Reproduce the data below in full and exclude every picture.

* Start The records *

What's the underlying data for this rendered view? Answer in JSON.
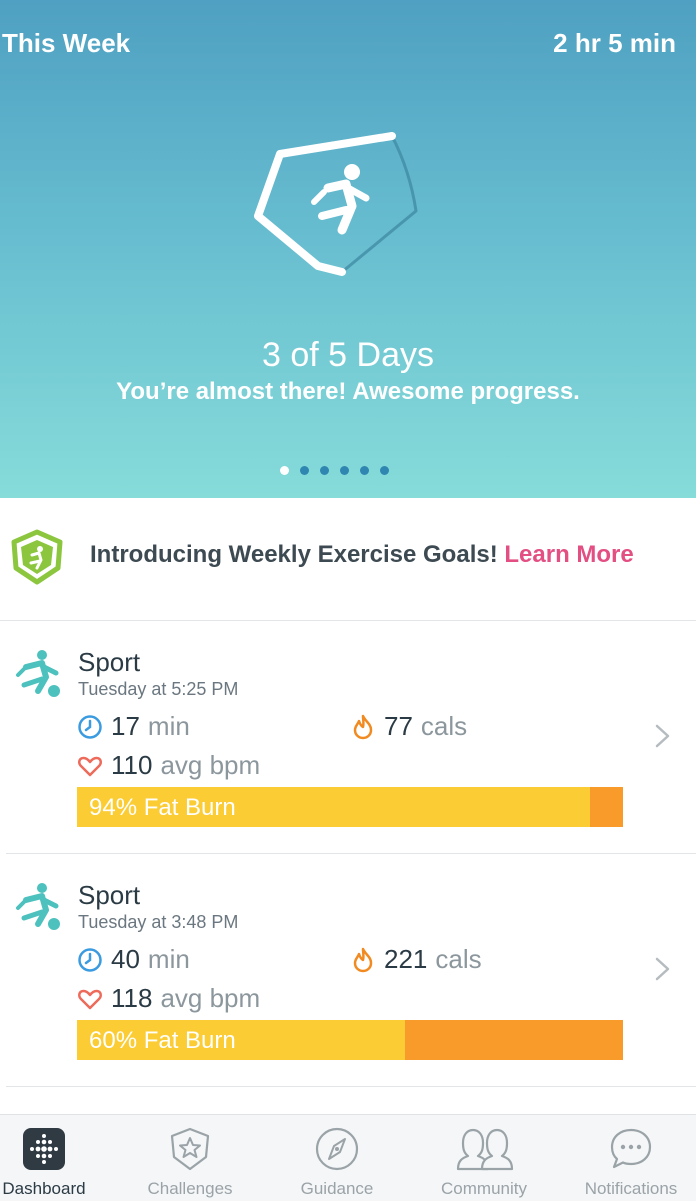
{
  "hero": {
    "period": "This Week",
    "total_time": "2 hr 5 min",
    "days_progress": "3 of 5 Days",
    "days_completed": 3,
    "days_goal": 5,
    "message": "You’re almost there! Awesome progress.",
    "page_dots": 6,
    "active_dot": 0,
    "badge_icon": "running-person-badge-icon"
  },
  "intro": {
    "text": "Introducing Weekly Exercise Goals!",
    "link": "Learn More",
    "icon": "exercise-goal-badge-icon"
  },
  "activities": [
    {
      "name": "Sport",
      "time": "Tuesday at 5:25 PM",
      "duration_value": "17",
      "duration_unit": "min",
      "calories_value": "77",
      "calories_unit": "cals",
      "heart_value": "110",
      "heart_unit": "avg bpm",
      "fat_burn_label": "94% Fat Burn",
      "fat_burn_percent": 94
    },
    {
      "name": "Sport",
      "time": "Tuesday at 3:48 PM",
      "duration_value": "40",
      "duration_unit": "min",
      "calories_value": "221",
      "calories_unit": "cals",
      "heart_value": "118",
      "heart_unit": "avg bpm",
      "fat_burn_label": "60% Fat Burn",
      "fat_burn_percent": 60
    }
  ],
  "tabs": [
    {
      "label": "Dashboard",
      "icon": "dashboard-icon",
      "active": true
    },
    {
      "label": "Challenges",
      "icon": "star-badge-icon",
      "active": false
    },
    {
      "label": "Guidance",
      "icon": "compass-icon",
      "active": false
    },
    {
      "label": "Community",
      "icon": "people-icon",
      "active": false
    },
    {
      "label": "Notifications",
      "icon": "chat-bubble-icon",
      "active": false
    }
  ],
  "colors": {
    "hero_top": "#4fa0c2",
    "hero_bottom": "#86dcd9",
    "accent_link": "#e34f83",
    "fat_burn": "#fbcc34",
    "cardio": "#f89b2b",
    "sport_icon": "#4dc1bd",
    "goal_badge": "#8cc63f"
  }
}
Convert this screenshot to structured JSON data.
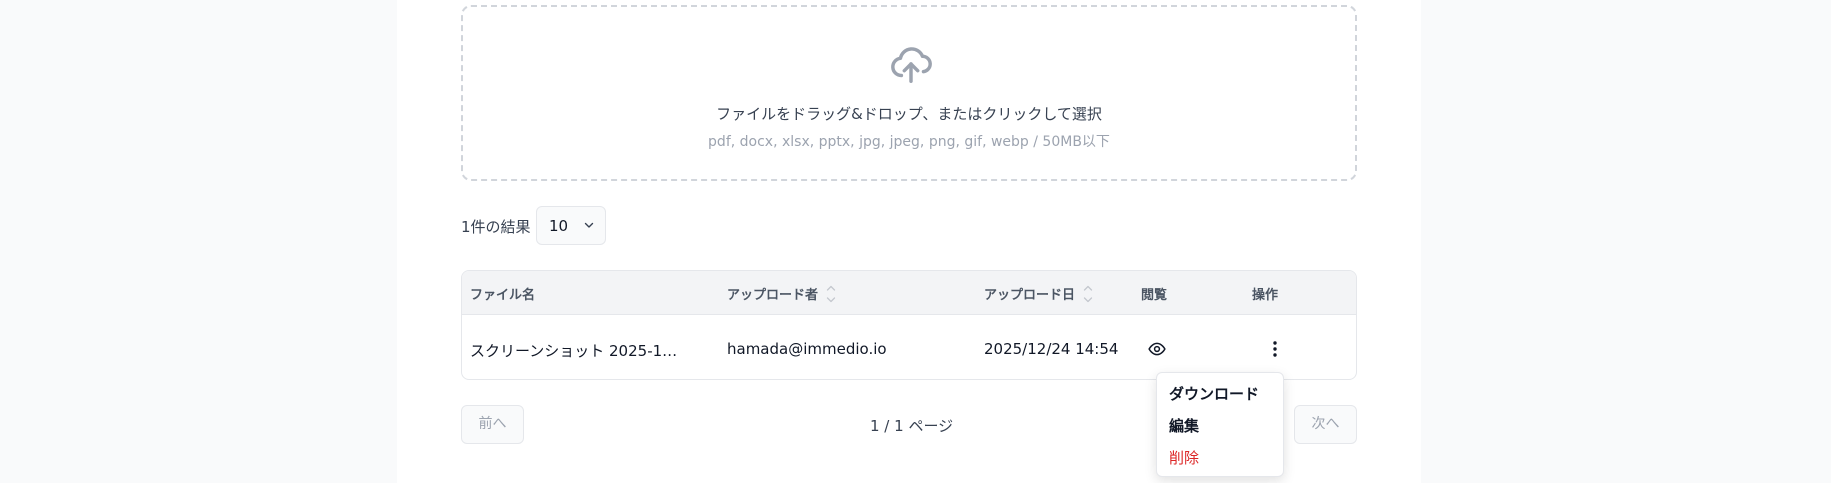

* End The records *

#### Response to this exercise:
What's the underlying data for this rendered view? Answer in JSON.
{
  "hero": {
    "period": "This Week",
    "total_time": "2 hr 5 min",
    "days_progress": "3 of 5 Days",
    "days_completed": 3,
    "days_goal": 5,
    "message": "You’re almost there! Awesome progress.",
    "page_dots": 6,
    "active_dot": 0,
    "badge_icon": "running-person-badge-icon"
  },
  "intro": {
    "text": "Introducing Weekly Exercise Goals!",
    "link": "Learn More",
    "icon": "exercise-goal-badge-icon"
  },
  "activities": [
    {
      "name": "Sport",
      "time": "Tuesday at 5:25 PM",
      "duration_value": "17",
      "duration_unit": "min",
      "calories_value": "77",
      "calories_unit": "cals",
      "heart_value": "110",
      "heart_unit": "avg bpm",
      "fat_burn_label": "94% Fat Burn",
      "fat_burn_percent": 94
    },
    {
      "name": "Sport",
      "time": "Tuesday at 3:48 PM",
      "duration_value": "40",
      "duration_unit": "min",
      "calories_value": "221",
      "calories_unit": "cals",
      "heart_value": "118",
      "heart_unit": "avg bpm",
      "fat_burn_label": "60% Fat Burn",
      "fat_burn_percent": 60
    }
  ],
  "tabs": [
    {
      "label": "Dashboard",
      "icon": "dashboard-icon",
      "active": true
    },
    {
      "label": "Challenges",
      "icon": "star-badge-icon",
      "active": false
    },
    {
      "label": "Guidance",
      "icon": "compass-icon",
      "active": false
    },
    {
      "label": "Community",
      "icon": "people-icon",
      "active": false
    },
    {
      "label": "Notifications",
      "icon": "chat-bubble-icon",
      "active": false
    }
  ],
  "colors": {
    "hero_top": "#4fa0c2",
    "hero_bottom": "#86dcd9",
    "accent_link": "#e34f83",
    "fat_burn": "#fbcc34",
    "cardio": "#f89b2b",
    "sport_icon": "#4dc1bd",
    "goal_badge": "#8cc63f"
  }
}
Convert this screenshot to structured JSON data.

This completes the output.